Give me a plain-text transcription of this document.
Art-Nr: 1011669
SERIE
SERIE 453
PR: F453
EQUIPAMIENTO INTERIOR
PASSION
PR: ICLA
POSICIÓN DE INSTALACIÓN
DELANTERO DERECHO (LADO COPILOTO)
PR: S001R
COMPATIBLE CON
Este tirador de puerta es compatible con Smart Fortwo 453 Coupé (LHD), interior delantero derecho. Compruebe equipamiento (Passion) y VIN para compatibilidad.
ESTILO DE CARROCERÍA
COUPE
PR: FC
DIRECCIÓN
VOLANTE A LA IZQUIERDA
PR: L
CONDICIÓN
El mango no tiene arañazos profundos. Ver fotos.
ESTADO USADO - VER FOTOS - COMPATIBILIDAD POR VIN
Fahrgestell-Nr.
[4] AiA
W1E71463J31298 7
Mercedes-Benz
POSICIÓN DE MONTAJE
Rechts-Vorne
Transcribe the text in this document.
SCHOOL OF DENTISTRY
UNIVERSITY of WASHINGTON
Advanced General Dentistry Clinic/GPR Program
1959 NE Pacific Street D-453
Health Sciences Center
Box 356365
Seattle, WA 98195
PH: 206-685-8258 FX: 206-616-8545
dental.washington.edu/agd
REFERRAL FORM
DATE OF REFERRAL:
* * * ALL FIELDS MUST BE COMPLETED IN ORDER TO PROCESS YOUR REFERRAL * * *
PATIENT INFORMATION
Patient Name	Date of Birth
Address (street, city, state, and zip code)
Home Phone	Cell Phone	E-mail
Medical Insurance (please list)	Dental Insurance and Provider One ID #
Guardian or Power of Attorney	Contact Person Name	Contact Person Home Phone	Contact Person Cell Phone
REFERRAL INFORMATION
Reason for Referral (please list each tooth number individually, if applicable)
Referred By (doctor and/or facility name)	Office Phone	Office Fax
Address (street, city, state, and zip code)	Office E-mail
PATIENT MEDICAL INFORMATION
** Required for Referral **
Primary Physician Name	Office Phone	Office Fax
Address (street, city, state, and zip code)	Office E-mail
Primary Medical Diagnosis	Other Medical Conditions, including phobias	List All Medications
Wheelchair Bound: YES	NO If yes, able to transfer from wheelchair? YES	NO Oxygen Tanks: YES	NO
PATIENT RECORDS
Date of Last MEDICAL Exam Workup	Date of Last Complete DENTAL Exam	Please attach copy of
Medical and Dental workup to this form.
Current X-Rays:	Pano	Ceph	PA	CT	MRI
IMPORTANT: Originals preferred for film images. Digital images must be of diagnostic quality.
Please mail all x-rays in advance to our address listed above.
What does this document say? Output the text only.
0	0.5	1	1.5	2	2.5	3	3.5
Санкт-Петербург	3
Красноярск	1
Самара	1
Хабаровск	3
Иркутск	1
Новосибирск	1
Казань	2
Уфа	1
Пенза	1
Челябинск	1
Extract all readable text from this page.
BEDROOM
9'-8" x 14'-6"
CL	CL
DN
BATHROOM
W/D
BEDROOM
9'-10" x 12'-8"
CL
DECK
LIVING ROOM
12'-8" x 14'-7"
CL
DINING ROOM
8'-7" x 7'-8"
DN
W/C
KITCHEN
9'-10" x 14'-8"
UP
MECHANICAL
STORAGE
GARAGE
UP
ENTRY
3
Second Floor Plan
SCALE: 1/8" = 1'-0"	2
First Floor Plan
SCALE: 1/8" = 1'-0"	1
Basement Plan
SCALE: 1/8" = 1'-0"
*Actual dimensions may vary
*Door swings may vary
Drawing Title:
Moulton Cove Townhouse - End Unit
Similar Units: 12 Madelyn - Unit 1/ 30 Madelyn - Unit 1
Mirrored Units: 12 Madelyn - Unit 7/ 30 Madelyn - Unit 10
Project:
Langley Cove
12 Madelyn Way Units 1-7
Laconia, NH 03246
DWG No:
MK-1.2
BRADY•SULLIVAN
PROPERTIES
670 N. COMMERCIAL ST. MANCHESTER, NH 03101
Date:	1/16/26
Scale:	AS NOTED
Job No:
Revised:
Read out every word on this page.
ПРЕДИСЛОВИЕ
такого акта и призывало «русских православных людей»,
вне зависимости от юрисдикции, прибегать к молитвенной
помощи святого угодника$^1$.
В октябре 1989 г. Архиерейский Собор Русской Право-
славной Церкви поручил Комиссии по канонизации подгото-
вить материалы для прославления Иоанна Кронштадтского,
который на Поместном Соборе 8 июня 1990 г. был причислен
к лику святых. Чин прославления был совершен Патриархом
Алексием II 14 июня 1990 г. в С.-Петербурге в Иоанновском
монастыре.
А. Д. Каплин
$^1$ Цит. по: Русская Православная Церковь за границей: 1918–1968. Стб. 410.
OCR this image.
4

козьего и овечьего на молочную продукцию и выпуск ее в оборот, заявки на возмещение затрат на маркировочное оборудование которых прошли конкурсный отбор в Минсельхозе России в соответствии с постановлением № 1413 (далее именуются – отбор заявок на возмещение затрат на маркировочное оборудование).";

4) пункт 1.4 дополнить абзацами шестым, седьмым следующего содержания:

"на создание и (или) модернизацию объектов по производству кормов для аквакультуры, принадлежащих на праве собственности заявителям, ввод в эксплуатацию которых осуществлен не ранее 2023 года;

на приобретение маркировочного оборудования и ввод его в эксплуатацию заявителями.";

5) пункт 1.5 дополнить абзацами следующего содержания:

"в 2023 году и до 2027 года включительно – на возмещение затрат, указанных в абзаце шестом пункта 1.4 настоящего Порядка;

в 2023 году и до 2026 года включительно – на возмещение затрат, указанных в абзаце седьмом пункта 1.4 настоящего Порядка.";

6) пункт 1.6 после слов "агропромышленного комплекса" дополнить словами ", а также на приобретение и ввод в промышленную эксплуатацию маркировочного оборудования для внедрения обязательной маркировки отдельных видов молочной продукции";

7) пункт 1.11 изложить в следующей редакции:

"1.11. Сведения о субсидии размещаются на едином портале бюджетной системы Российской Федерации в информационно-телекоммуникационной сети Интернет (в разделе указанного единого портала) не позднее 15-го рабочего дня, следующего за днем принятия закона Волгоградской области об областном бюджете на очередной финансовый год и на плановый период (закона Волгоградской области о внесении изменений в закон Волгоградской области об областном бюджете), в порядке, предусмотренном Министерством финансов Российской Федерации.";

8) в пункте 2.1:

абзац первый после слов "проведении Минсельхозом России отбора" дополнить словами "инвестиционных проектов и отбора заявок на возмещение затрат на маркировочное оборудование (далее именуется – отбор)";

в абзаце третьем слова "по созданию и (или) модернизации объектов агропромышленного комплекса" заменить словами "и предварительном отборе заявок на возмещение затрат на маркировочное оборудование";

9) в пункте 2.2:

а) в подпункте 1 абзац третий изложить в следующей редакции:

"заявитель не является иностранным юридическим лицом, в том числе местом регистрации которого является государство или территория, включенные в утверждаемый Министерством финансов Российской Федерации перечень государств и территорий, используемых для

- - -

_INSTRUCTIONS FOR THE TASK_: Your task is to transcribe the listing above in full, exactly as given.

_WRITTEN RESPONSE_:
Give me a plain-text transcription of this document.
Art-Nr: 1011669
SERIE
SERIE 453
PR: F453
EQUIPAMIENTO INTERIOR
PASSION
PR: ICLA
POSICIÓN DE INSTALACIÓN
DELANTERO DERECHO (LADO COPILOTO)
PR: S001R
COMPATIBLE CON
Este tirador de puerta es compatible con Smart Fortwo 453 Coupé (LHD), interior delantero derecho. Compruebe equipamiento (Passion) y VIN para compatibilidad.
ESTILO DE CARROCERÍA
COUPE
PR: FC
DIRECCIÓN
VOLANTE A LA IZQUIERDA
PR: L
CONDICIÓN
El mango no tiene arañazos profundos. Ver fotos.
ESTADO USADO - VER FOTOS - COMPATIBILIDAD POR VIN
Fahrgestell-Nr.
[4] AiA
W1E71463J31298 7
Mercedes-Benz
POSICIÓN DE MONTAJE
Rechts-Vorne
Transcribe the text in this document.
SCHOOL OF DENTISTRY
UNIVERSITY of WASHINGTON
Advanced General Dentistry Clinic/GPR Program
1959 NE Pacific Street D-453
Health Sciences Center
Box 356365
Seattle, WA 98195
PH: 206-685-8258 FX: 206-616-8545
dental.washington.edu/agd
REFERRAL FORM
DATE OF REFERRAL:
* * * ALL FIELDS MUST BE COMPLETED IN ORDER TO PROCESS YOUR REFERRAL * * *
PATIENT INFORMATION
Patient Name	Date of Birth
Address (street, city, state, and zip code)
Home Phone	Cell Phone	E-mail
Medical Insurance (please list)	Dental Insurance and Provider One ID #
Guardian or Power of Attorney	Contact Person Name	Contact Person Home Phone	Contact Person Cell Phone
REFERRAL INFORMATION
Reason for Referral (please list each tooth number individually, if applicable)
Referred By (doctor and/or facility name)	Office Phone	Office Fax
Address (street, city, state, and zip code)	Office E-mail
PATIENT MEDICAL INFORMATION
** Required for Referral **
Primary Physician Name	Office Phone	Office Fax
Address (street, city, state, and zip code)	Office E-mail
Primary Medical Diagnosis	Other Medical Conditions, including phobias	List All Medications
Wheelchair Bound: YES	NO If yes, able to transfer from wheelchair? YES	NO Oxygen Tanks: YES	NO
PATIENT RECORDS
Date of Last MEDICAL Exam Workup	Date of Last Complete DENTAL Exam	Please attach copy of
Medical and Dental workup to this form.
Current X-Rays:	Pano	Ceph	PA	CT	MRI
IMPORTANT: Originals preferred for film images. Digital images must be of diagnostic quality.
Please mail all x-rays in advance to our address listed above.
What does this document say? Output the text only.
0	0.5	1	1.5	2	2.5	3	3.5
Санкт-Петербург	3
Красноярск	1
Самара	1
Хабаровск	3
Иркутск	1
Новосибирск	1
Казань	2
Уфа	1
Пенза	1
Челябинск	1
Extract all readable text from this page.
BEDROOM
9'-8" x 14'-6"
CL	CL
DN
BATHROOM
W/D
BEDROOM
9'-10" x 12'-8"
CL
DECK
LIVING ROOM
12'-8" x 14'-7"
CL
DINING ROOM
8'-7" x 7'-8"
DN
W/C
KITCHEN
9'-10" x 14'-8"
UP
MECHANICAL
STORAGE
GARAGE
UP
ENTRY
3
Second Floor Plan
SCALE: 1/8" = 1'-0"	2
First Floor Plan
SCALE: 1/8" = 1'-0"	1
Basement Plan
SCALE: 1/8" = 1'-0"
*Actual dimensions may vary
*Door swings may vary
Drawing Title:
Moulton Cove Townhouse - End Unit
Similar Units: 12 Madelyn - Unit 1/ 30 Madelyn - Unit 1
Mirrored Units: 12 Madelyn - Unit 7/ 30 Madelyn - Unit 10
Project:
Langley Cove
12 Madelyn Way Units 1-7
Laconia, NH 03246
DWG No:
MK-1.2
BRADY•SULLIVAN
PROPERTIES
670 N. COMMERCIAL ST. MANCHESTER, NH 03101
Date:	1/16/26
Scale:	AS NOTED
Job No:
Revised:
Read out every word on this page.
ПРЕДИСЛОВИЕ
такого акта и призывало «русских православных людей»,
вне зависимости от юрисдикции, прибегать к молитвенной
помощи святого угодника$^1$.
В октябре 1989 г. Архиерейский Собор Русской Право-
славной Церкви поручил Комиссии по канонизации подгото-
вить материалы для прославления Иоанна Кронштадтского,
который на Поместном Соборе 8 июня 1990 г. был причислен
к лику святых. Чин прославления был совершен Патриархом
Алексием II 14 июня 1990 г. в С.-Петербурге в Иоанновском
монастыре.
А. Д. Каплин
$^1$ Цит. по: Русская Православная Церковь за границей: 1918–1968. Стб. 410.
OCR this image.
4

козьего и овечьего на молочную продукцию и выпуск ее в оборот, заявки на возмещение затрат на маркировочное оборудование которых прошли конкурсный отбор в Минсельхозе России в соответствии с постановлением № 1413 (далее именуются – отбор заявок на возмещение затрат на маркировочное оборудование).";

4) пункт 1.4 дополнить абзацами шестым, седьмым следующего содержания:

"на создание и (или) модернизацию объектов по производству кормов для аквакультуры, принадлежащих на праве собственности заявителям, ввод в эксплуатацию которых осуществлен не ранее 2023 года;

на приобретение маркировочного оборудования и ввод его в эксплуатацию заявителями.";

5) пункт 1.5 дополнить абзацами следующего содержания:

"в 2023 году и до 2027 года включительно – на возмещение затрат, указанных в абзаце шестом пункта 1.4 настоящего Порядка;

в 2023 году и до 2026 года включительно – на возмещение затрат, указанных в абзаце седьмом пункта 1.4 настоящего Порядка.";

6) пункт 1.6 после слов "агропромышленного комплекса" дополнить словами ", а также на приобретение и ввод в промышленную эксплуатацию маркировочного оборудования для внедрения обязательной маркировки отдельных видов молочной продукции";

7) пункт 1.11 изложить в следующей редакции:

"1.11. Сведения о субсидии размещаются на едином портале бюджетной системы Российской Федерации в информационно-телекоммуникационной сети Интернет (в разделе указанного единого портала) не позднее 15-го рабочего дня, следующего за днем принятия закона Волгоградской области об областном бюджете на очередной финансовый год и на плановый период (закона Волгоградской области о внесении изменений в закон Волгоградской области об областном бюджете), в порядке, предусмотренном Министерством финансов Российской Федерации.";

8) в пункте 2.1:

абзац первый после слов "проведении Минсельхозом России отбора" дополнить словами "инвестиционных проектов и отбора заявок на возмещение затрат на маркировочное оборудование (далее именуется – отбор)";

в абзаце третьем слова "по созданию и (или) модернизации объектов агропромышленного комплекса" заменить словами "и предварительном отборе заявок на возмещение затрат на маркировочное оборудование";

9) в пункте 2.2:

а) в подпункте 1 абзац третий изложить в следующей редакции:

"заявитель не является иностранным юридическим лицом, в том числе местом регистрации которого является государство или территория, включенные в утверждаемый Министерством финансов Российской Федерации перечень государств и территорий, используемых для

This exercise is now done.